Work to be completed:
Read the records below. Copy each line where the string "JSON" occurs.

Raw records
________________________
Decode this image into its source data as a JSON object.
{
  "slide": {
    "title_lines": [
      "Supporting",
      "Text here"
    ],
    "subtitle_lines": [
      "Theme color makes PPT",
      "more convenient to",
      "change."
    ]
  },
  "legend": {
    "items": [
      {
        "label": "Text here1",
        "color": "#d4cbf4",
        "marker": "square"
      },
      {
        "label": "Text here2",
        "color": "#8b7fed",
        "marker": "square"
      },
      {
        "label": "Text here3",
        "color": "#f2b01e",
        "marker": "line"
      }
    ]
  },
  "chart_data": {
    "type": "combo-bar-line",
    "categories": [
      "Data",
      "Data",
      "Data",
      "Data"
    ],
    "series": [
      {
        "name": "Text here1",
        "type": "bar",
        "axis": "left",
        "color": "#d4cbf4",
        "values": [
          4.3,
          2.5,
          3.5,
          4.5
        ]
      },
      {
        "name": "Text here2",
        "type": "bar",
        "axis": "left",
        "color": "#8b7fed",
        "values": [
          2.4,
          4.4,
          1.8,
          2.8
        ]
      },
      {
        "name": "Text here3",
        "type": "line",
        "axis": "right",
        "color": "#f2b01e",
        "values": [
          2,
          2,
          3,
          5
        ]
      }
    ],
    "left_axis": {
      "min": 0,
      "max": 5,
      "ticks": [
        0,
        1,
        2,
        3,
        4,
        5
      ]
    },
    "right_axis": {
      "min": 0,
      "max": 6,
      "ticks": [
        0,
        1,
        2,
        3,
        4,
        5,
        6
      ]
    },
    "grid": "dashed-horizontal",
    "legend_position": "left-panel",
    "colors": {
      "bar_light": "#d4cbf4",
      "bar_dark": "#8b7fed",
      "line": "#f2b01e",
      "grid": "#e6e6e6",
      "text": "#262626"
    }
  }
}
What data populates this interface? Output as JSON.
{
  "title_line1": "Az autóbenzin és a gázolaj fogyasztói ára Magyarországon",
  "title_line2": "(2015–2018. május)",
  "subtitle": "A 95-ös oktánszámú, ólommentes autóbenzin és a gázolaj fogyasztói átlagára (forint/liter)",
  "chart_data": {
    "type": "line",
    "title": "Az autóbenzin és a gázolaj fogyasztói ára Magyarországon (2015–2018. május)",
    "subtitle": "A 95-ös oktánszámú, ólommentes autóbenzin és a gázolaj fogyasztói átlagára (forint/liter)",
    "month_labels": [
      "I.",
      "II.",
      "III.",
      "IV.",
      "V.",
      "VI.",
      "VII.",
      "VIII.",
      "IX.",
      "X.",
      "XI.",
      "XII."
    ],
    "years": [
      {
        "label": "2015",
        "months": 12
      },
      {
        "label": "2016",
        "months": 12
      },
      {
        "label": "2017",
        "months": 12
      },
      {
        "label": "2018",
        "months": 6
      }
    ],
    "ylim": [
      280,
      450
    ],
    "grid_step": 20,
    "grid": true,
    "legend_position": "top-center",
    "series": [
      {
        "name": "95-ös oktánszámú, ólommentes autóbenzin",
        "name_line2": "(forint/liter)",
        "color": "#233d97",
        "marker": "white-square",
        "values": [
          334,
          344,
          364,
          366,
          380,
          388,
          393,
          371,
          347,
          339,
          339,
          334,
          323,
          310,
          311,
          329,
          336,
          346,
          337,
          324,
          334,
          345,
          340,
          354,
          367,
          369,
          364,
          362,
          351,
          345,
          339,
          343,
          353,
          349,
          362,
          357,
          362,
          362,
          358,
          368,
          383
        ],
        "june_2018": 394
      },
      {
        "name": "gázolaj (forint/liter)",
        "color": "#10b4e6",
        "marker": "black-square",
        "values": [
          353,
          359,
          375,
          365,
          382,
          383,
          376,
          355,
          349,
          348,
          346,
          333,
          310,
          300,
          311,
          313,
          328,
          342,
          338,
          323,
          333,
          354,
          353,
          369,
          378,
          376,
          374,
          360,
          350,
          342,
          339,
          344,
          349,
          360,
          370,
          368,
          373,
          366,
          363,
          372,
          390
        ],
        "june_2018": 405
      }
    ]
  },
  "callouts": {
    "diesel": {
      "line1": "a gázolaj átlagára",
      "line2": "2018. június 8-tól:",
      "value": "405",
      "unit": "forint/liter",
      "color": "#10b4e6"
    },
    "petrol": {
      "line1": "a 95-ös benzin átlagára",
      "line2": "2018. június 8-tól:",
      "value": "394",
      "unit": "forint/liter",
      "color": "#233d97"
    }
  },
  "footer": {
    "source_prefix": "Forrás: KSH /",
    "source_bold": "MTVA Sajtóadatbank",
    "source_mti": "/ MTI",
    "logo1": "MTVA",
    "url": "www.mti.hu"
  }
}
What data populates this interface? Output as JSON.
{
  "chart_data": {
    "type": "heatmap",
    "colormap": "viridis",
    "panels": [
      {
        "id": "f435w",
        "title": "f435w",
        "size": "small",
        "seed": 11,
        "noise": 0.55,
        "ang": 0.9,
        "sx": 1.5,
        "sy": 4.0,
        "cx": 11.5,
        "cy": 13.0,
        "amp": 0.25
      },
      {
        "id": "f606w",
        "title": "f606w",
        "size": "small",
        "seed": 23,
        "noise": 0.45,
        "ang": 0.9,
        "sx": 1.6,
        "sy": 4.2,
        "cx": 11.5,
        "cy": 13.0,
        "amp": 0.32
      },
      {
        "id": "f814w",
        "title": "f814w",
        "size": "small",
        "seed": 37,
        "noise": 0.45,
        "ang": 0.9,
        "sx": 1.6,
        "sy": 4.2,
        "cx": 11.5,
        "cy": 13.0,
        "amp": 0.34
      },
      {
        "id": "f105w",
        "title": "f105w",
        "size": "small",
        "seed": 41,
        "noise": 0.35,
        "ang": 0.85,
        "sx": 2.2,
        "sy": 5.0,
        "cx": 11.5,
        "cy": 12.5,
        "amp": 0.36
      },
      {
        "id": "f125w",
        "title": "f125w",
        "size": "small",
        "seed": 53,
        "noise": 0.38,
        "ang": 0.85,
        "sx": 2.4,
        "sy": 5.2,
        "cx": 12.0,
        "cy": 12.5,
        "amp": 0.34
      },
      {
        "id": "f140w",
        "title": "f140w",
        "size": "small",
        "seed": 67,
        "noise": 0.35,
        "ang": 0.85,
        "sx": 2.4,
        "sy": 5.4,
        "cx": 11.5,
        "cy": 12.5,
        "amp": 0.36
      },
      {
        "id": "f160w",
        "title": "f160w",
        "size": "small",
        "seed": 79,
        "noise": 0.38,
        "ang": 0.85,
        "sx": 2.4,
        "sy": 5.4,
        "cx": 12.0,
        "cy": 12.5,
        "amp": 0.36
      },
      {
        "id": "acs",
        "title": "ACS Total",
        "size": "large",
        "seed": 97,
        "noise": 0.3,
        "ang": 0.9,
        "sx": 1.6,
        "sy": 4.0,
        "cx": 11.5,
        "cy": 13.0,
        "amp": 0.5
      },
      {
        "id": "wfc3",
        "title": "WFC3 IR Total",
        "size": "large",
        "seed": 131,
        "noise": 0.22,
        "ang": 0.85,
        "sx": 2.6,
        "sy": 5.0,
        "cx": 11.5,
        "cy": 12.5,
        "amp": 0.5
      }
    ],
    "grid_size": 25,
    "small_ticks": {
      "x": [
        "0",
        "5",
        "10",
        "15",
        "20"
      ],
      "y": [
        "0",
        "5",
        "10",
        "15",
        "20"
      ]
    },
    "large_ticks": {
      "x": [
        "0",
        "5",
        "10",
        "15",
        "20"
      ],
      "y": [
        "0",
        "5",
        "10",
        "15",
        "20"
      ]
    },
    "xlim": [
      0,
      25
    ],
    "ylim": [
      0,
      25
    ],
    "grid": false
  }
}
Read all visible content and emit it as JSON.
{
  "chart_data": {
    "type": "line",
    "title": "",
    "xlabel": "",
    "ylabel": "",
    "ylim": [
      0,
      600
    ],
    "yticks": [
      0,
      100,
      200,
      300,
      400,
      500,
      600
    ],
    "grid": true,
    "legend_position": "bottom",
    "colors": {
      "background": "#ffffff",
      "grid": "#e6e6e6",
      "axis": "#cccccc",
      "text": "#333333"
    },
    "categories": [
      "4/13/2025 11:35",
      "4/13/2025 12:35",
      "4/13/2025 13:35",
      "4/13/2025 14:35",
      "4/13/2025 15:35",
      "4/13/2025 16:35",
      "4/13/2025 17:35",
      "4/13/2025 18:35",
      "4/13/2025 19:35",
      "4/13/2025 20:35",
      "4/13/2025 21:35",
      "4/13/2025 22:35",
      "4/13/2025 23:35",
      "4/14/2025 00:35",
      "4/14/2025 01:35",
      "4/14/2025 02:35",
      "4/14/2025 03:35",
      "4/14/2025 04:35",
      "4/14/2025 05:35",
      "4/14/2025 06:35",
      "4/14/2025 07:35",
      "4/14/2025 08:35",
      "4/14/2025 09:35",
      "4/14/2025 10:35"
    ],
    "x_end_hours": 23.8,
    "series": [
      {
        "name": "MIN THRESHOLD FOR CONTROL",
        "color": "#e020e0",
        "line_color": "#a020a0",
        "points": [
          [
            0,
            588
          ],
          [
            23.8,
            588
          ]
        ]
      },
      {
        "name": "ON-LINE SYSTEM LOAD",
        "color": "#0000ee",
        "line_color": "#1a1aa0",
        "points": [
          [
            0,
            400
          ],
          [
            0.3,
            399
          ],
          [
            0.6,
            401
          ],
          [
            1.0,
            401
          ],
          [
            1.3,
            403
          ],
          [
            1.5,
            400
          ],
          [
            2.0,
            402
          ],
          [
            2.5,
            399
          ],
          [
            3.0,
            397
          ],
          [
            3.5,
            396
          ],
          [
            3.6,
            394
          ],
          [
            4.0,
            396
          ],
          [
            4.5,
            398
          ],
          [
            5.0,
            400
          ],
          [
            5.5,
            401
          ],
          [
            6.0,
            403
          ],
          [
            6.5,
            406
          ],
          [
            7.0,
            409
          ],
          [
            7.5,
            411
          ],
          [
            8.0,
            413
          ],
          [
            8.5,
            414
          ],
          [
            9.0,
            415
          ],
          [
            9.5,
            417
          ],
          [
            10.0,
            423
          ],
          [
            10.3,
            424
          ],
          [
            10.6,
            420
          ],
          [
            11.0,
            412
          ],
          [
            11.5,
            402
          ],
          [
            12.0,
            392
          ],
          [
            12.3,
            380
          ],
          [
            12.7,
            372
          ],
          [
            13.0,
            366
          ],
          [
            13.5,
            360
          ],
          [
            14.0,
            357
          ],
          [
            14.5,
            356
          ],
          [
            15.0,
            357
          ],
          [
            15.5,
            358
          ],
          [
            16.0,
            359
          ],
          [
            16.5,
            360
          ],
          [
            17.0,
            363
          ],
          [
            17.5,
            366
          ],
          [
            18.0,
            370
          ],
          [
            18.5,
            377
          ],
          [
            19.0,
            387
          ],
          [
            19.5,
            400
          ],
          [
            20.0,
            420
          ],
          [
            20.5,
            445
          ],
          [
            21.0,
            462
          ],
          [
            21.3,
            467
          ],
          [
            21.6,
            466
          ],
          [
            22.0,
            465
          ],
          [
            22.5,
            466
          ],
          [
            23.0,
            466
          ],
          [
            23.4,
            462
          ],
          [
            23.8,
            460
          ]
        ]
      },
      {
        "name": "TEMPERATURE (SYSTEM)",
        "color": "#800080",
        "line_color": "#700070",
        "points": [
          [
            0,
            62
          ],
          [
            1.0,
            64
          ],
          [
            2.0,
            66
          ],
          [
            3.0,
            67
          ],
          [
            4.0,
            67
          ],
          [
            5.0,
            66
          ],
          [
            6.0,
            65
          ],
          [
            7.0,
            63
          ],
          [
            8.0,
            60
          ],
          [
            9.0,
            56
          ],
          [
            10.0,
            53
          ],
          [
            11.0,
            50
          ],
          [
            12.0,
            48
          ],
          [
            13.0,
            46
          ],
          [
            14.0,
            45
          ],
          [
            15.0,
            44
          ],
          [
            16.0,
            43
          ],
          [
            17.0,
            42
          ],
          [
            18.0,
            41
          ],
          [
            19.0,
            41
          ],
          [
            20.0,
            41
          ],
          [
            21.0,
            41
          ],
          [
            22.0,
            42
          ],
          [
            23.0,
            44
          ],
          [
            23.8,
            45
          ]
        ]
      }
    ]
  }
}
________________________
Correct output:
Decode this image into its source data as a JSON object.
What data populates this interface? Output as JSON.
What data populates this interface? Output as JSON.
Read all visible content and emit it as JSON.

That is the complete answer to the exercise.